» **Records for this exercise**:
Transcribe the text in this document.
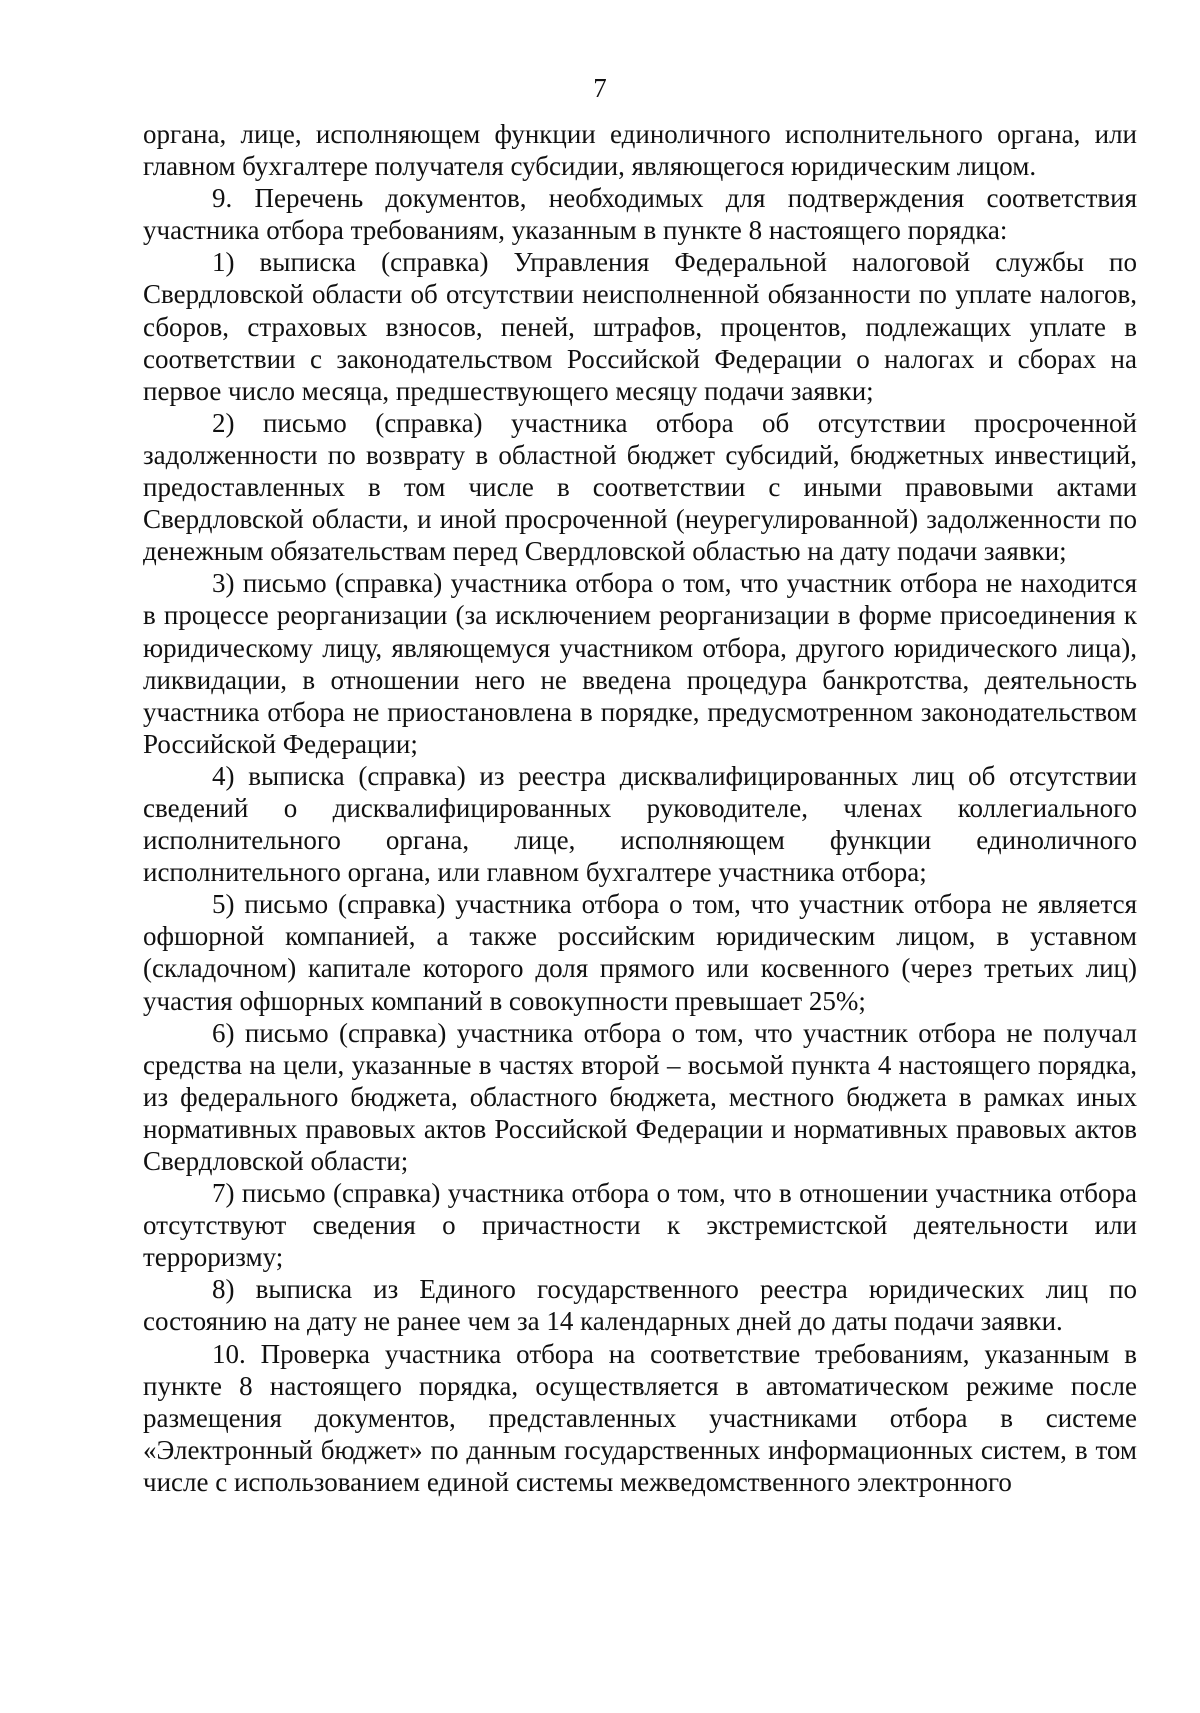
7

органа, лице, исполняющем функции единоличного исполнительного органа, или главном бухгалтере получателя субсидии, являющегося юридическим лицом.

9. Перечень документов, необходимых для подтверждения соответствия участника отбора требованиям, указанным в пункте 8 настоящего порядка:

1) выписка (справка) Управления Федеральной налоговой службы по Свердловской области об отсутствии неисполненной обязанности по уплате налогов, сборов, страховых взносов, пеней, штрафов, процентов, подлежащих уплате в соответствии с законодательством Российской Федерации о налогах и сборах на первое число месяца, предшествующего месяцу подачи заявки;

2) письмо (справка) участника отбора об отсутствии просроченной задолженности по возврату в областной бюджет субсидий, бюджетных инвестиций, предоставленных в том числе в соответствии с иными правовыми актами Свердловской области, и иной просроченной (неурегулированной) задолженности по денежным обязательствам перед Свердловской областью на дату подачи заявки;

3) письмо (справка) участника отбора о том, что участник отбора не находится в процессе реорганизации (за исключением реорганизации в форме присоединения к юридическому лицу, являющемуся участником отбора, другого юридического лица), ликвидации, в отношении него не введена процедура банкротства, деятельность участника отбора не приостановлена в порядке, предусмотренном законодательством Российской Федерации;

4) выписка (справка) из реестра дисквалифицированных лиц об отсутствии сведений о дисквалифицированных руководителе, членах коллегиального исполнительного органа, лице, исполняющем функции единоличного исполнительного органа, или главном бухгалтере участника отбора;

5) письмо (справка) участника отбора о том, что участник отбора не является офшорной компанией, а также российским юридическим лицом, в уставном (складочном) капитале которого доля прямого или косвенного (через третьих лиц) участия офшорных компаний в совокупности превышает 25%;

6) письмо (справка) участника отбора о том, что участник отбора не получал средства на цели, указанные в частях второй – восьмой пункта 4 настоящего порядка, из федерального бюджета, областного бюджета, местного бюджета в рамках иных нормативных правовых актов Российской Федерации и нормативных правовых актов Свердловской области;

7) письмо (справка) участника отбора о том, что в отношении участника отбора отсутствуют сведения о причастности к экстремистской деятельности или терроризму;

8) выписка из Единого государственного реестра юридических лиц по состоянию на дату не ранее чем за 14 календарных дней до даты подачи заявки.

10. Проверка участника отбора на соответствие требованиям, указанным в пункте 8 настоящего порядка, осуществляется в автоматическом режиме после размещения документов, представленных участниками отбора в системе «Электронный бюджет» по данным государственных информационных систем, в том числе с использованием единой системы межведомственного электронного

» **Task directions**: Pull out every line of the records that includes the string "Свердловской".

» **Response to the exercise**:
1) выписка (справка) Управления Федеральной налоговой службы по Свердловской области об отсутствии неисполненной обязанности по уплате налогов, сборов, страховых взносов, пеней, штрафов, процентов, подлежащих уплате в соответствии с законодательством Российской Федерации о налогах и сборах на первое число месяца, предшествующего месяцу подачи заявки;
2) письмо (справка) участника отбора об отсутствии просроченной задолженности по возврату в областной бюджет субсидий, бюджетных инвестиций, предоставленных в том числе в соответствии с иными правовыми актами Свердловской области, и иной просроченной (неурегулированной) задолженности по денежным обязательствам перед Свердловской областью на дату подачи заявки;
6) письмо (справка) участника отбора о том, что участник отбора не получал средства на цели, указанные в частях второй – восьмой пункта 4 настоящего порядка, из федерального бюджета, областного бюджета, местного бюджета в рамках иных нормативных правовых актов Российской Федерации и нормативных правовых актов Свердловской области;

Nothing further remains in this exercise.